RECORDED INFORMATION:
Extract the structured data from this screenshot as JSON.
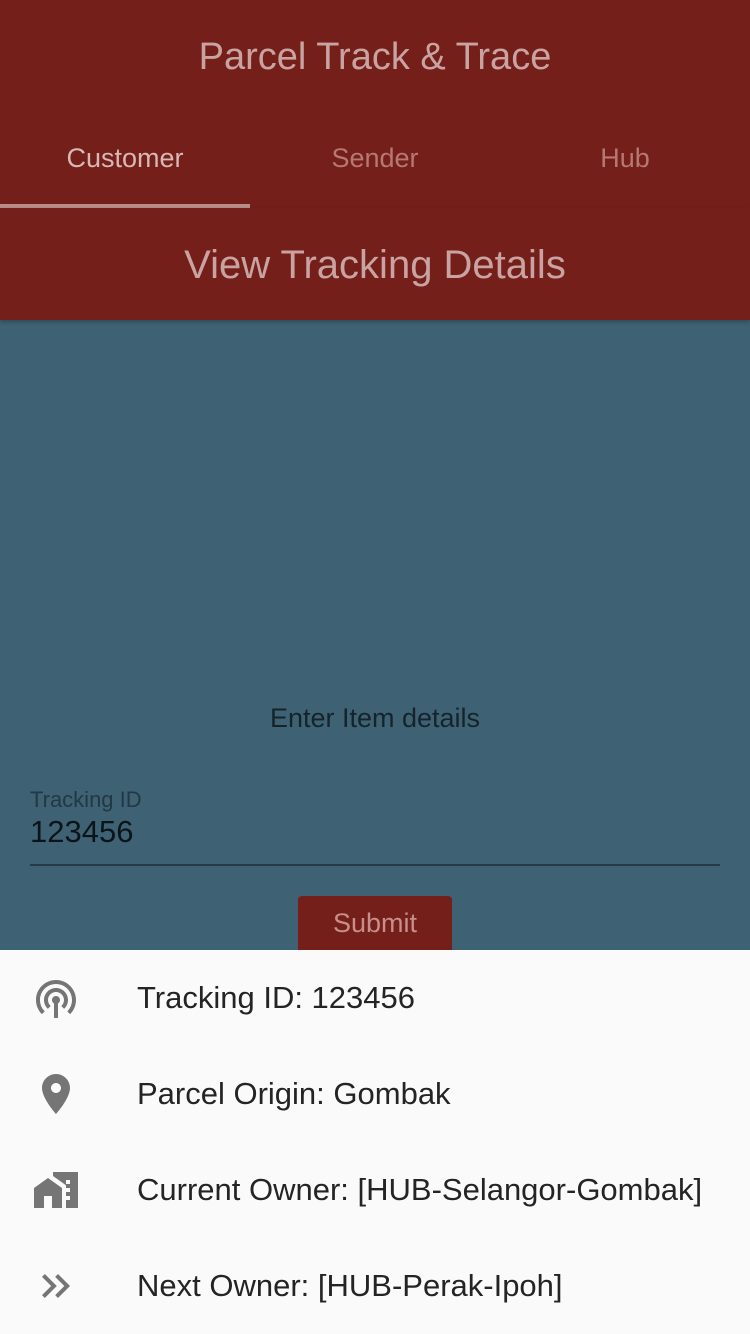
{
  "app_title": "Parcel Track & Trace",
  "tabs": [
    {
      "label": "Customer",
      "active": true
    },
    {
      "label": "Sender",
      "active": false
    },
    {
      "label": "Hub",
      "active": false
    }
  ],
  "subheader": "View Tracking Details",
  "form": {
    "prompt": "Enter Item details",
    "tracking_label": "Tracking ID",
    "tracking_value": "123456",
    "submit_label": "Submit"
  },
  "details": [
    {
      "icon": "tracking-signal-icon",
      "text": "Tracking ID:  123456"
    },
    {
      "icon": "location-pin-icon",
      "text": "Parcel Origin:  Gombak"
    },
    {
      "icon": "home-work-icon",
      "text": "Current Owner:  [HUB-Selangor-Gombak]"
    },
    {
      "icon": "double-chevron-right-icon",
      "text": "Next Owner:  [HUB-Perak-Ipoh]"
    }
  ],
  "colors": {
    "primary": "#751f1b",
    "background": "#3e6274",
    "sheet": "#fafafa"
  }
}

TO DO:
All the material shown above is to be copied exactly, with no pictures carried over.

SOLVED EXERCISE:
Extract the structured data from this screenshot as JSON.
{
  "app_title": "Parcel Track & Trace",
  "tabs": [
    {
      "label": "Customer",
      "active": true
    },
    {
      "label": "Sender",
      "active": false
    },
    {
      "label": "Hub",
      "active": false
    }
  ],
  "subheader": "View Tracking Details",
  "form": {
    "prompt": "Enter Item details",
    "tracking_label": "Tracking ID",
    "tracking_value": "123456",
    "submit_label": "Submit"
  },
  "details": [
    {
      "icon": "tracking-signal-icon",
      "text": "Tracking ID:  123456"
    },
    {
      "icon": "location-pin-icon",
      "text": "Parcel Origin:  Gombak"
    },
    {
      "icon": "home-work-icon",
      "text": "Current Owner:  [HUB-Selangor-Gombak]"
    },
    {
      "icon": "double-chevron-right-icon",
      "text": "Next Owner:  [HUB-Perak-Ipoh]"
    }
  ],
  "colors": {
    "primary": "#751f1b",
    "background": "#3e6274",
    "sheet": "#fafafa"
  }
}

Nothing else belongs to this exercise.